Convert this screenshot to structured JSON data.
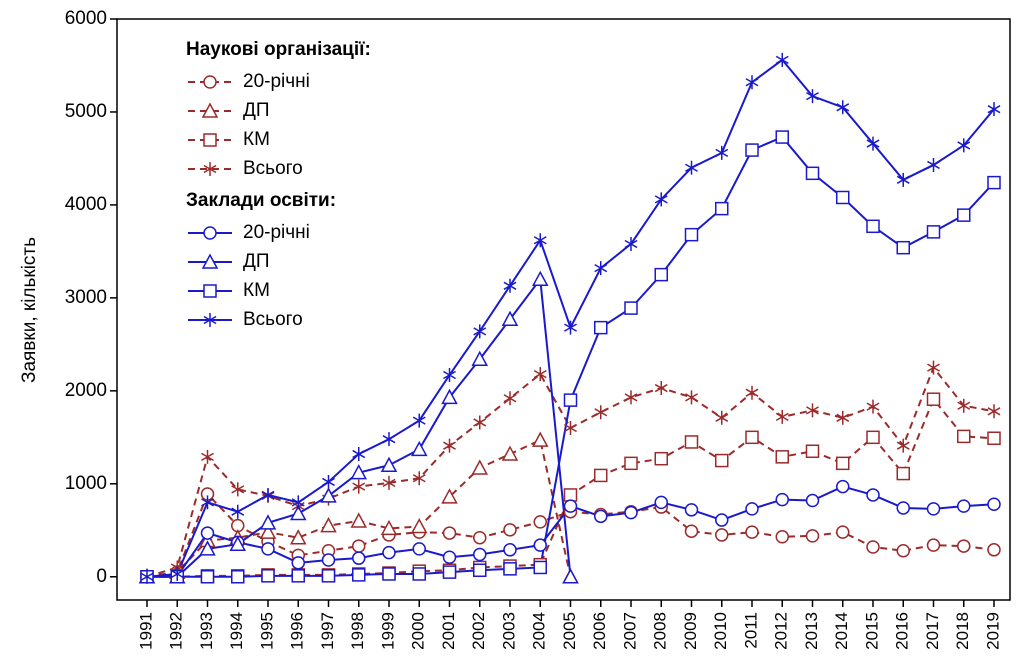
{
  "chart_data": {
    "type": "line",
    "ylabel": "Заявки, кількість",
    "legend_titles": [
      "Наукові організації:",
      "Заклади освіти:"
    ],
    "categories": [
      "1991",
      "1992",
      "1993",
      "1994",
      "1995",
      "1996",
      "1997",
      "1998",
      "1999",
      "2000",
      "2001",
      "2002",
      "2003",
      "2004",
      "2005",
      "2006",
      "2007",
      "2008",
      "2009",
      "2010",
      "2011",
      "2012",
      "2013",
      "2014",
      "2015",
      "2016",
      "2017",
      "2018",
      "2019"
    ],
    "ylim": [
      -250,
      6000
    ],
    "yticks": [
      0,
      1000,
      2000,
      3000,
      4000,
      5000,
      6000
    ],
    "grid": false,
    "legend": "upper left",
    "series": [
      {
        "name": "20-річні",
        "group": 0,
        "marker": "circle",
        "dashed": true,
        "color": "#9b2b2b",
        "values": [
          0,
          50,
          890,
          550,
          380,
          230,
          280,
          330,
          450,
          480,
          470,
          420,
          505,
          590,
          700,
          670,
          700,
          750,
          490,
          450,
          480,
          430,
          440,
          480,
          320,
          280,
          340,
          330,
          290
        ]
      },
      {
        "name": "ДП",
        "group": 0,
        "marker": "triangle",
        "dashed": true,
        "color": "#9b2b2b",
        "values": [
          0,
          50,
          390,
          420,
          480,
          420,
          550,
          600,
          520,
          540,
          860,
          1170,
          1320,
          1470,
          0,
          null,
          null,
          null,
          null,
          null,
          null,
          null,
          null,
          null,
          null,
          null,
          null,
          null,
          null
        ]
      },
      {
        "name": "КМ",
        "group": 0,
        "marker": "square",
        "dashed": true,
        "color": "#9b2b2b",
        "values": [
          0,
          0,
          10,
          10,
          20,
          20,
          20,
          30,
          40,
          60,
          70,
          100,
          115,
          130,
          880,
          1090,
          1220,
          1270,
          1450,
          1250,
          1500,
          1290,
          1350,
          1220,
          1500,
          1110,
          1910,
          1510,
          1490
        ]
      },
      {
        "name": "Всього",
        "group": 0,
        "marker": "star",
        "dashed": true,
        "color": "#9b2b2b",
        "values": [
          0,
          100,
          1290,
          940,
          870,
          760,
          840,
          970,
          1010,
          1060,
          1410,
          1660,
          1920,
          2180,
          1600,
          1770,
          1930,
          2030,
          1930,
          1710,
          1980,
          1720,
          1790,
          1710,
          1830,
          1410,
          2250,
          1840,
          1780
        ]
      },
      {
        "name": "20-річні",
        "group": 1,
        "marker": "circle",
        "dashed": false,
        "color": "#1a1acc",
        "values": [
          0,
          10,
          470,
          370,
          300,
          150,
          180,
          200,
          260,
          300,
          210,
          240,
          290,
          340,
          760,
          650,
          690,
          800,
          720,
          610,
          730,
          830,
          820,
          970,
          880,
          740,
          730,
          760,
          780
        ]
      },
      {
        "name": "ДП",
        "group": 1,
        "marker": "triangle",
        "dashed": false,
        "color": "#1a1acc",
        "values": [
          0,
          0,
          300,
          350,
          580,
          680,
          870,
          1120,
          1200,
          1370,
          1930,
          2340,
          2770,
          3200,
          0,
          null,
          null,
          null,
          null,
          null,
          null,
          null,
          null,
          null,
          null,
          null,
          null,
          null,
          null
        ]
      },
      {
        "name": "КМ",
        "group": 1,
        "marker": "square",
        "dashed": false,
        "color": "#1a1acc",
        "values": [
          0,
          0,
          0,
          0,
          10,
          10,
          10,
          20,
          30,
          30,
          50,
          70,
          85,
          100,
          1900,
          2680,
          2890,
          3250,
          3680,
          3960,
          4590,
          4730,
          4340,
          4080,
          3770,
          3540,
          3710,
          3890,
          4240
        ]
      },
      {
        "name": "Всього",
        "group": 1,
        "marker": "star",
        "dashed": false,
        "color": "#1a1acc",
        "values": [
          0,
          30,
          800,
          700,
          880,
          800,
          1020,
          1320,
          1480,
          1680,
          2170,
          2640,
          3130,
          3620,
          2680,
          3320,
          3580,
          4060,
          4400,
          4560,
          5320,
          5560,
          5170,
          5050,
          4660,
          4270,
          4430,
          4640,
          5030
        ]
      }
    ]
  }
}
===============
> [DIRECTION]
Leave out the pictures and transcribe everything else exactly.

> [COMPLETE ANSWER]
Convert this screenshot to structured JSON data.
{
  "chart_data": {
    "type": "line",
    "ylabel": "Заявки, кількість",
    "legend_titles": [
      "Наукові організації:",
      "Заклади освіти:"
    ],
    "categories": [
      "1991",
      "1992",
      "1993",
      "1994",
      "1995",
      "1996",
      "1997",
      "1998",
      "1999",
      "2000",
      "2001",
      "2002",
      "2003",
      "2004",
      "2005",
      "2006",
      "2007",
      "2008",
      "2009",
      "2010",
      "2011",
      "2012",
      "2013",
      "2014",
      "2015",
      "2016",
      "2017",
      "2018",
      "2019"
    ],
    "ylim": [
      -250,
      6000
    ],
    "yticks": [
      0,
      1000,
      2000,
      3000,
      4000,
      5000,
      6000
    ],
    "grid": false,
    "legend": "upper left",
    "series": [
      {
        "name": "20-річні",
        "group": 0,
        "marker": "circle",
        "dashed": true,
        "color": "#9b2b2b",
        "values": [
          0,
          50,
          890,
          550,
          380,
          230,
          280,
          330,
          450,
          480,
          470,
          420,
          505,
          590,
          700,
          670,
          700,
          750,
          490,
          450,
          480,
          430,
          440,
          480,
          320,
          280,
          340,
          330,
          290
        ]
      },
      {
        "name": "ДП",
        "group": 0,
        "marker": "triangle",
        "dashed": true,
        "color": "#9b2b2b",
        "values": [
          0,
          50,
          390,
          420,
          480,
          420,
          550,
          600,
          520,
          540,
          860,
          1170,
          1320,
          1470,
          0,
          null,
          null,
          null,
          null,
          null,
          null,
          null,
          null,
          null,
          null,
          null,
          null,
          null,
          null
        ]
      },
      {
        "name": "КМ",
        "group": 0,
        "marker": "square",
        "dashed": true,
        "color": "#9b2b2b",
        "values": [
          0,
          0,
          10,
          10,
          20,
          20,
          20,
          30,
          40,
          60,
          70,
          100,
          115,
          130,
          880,
          1090,
          1220,
          1270,
          1450,
          1250,
          1500,
          1290,
          1350,
          1220,
          1500,
          1110,
          1910,
          1510,
          1490
        ]
      },
      {
        "name": "Всього",
        "group": 0,
        "marker": "star",
        "dashed": true,
        "color": "#9b2b2b",
        "values": [
          0,
          100,
          1290,
          940,
          870,
          760,
          840,
          970,
          1010,
          1060,
          1410,
          1660,
          1920,
          2180,
          1600,
          1770,
          1930,
          2030,
          1930,
          1710,
          1980,
          1720,
          1790,
          1710,
          1830,
          1410,
          2250,
          1840,
          1780
        ]
      },
      {
        "name": "20-річні",
        "group": 1,
        "marker": "circle",
        "dashed": false,
        "color": "#1a1acc",
        "values": [
          0,
          10,
          470,
          370,
          300,
          150,
          180,
          200,
          260,
          300,
          210,
          240,
          290,
          340,
          760,
          650,
          690,
          800,
          720,
          610,
          730,
          830,
          820,
          970,
          880,
          740,
          730,
          760,
          780
        ]
      },
      {
        "name": "ДП",
        "group": 1,
        "marker": "triangle",
        "dashed": false,
        "color": "#1a1acc",
        "values": [
          0,
          0,
          300,
          350,
          580,
          680,
          870,
          1120,
          1200,
          1370,
          1930,
          2340,
          2770,
          3200,
          0,
          null,
          null,
          null,
          null,
          null,
          null,
          null,
          null,
          null,
          null,
          null,
          null,
          null,
          null
        ]
      },
      {
        "name": "КМ",
        "group": 1,
        "marker": "square",
        "dashed": false,
        "color": "#1a1acc",
        "values": [
          0,
          0,
          0,
          0,
          10,
          10,
          10,
          20,
          30,
          30,
          50,
          70,
          85,
          100,
          1900,
          2680,
          2890,
          3250,
          3680,
          3960,
          4590,
          4730,
          4340,
          4080,
          3770,
          3540,
          3710,
          3890,
          4240
        ]
      },
      {
        "name": "Всього",
        "group": 1,
        "marker": "star",
        "dashed": false,
        "color": "#1a1acc",
        "values": [
          0,
          30,
          800,
          700,
          880,
          800,
          1020,
          1320,
          1480,
          1680,
          2170,
          2640,
          3130,
          3620,
          2680,
          3320,
          3580,
          4060,
          4400,
          4560,
          5320,
          5560,
          5170,
          5050,
          4660,
          4270,
          4430,
          4640,
          5030
        ]
      }
    ]
  }
}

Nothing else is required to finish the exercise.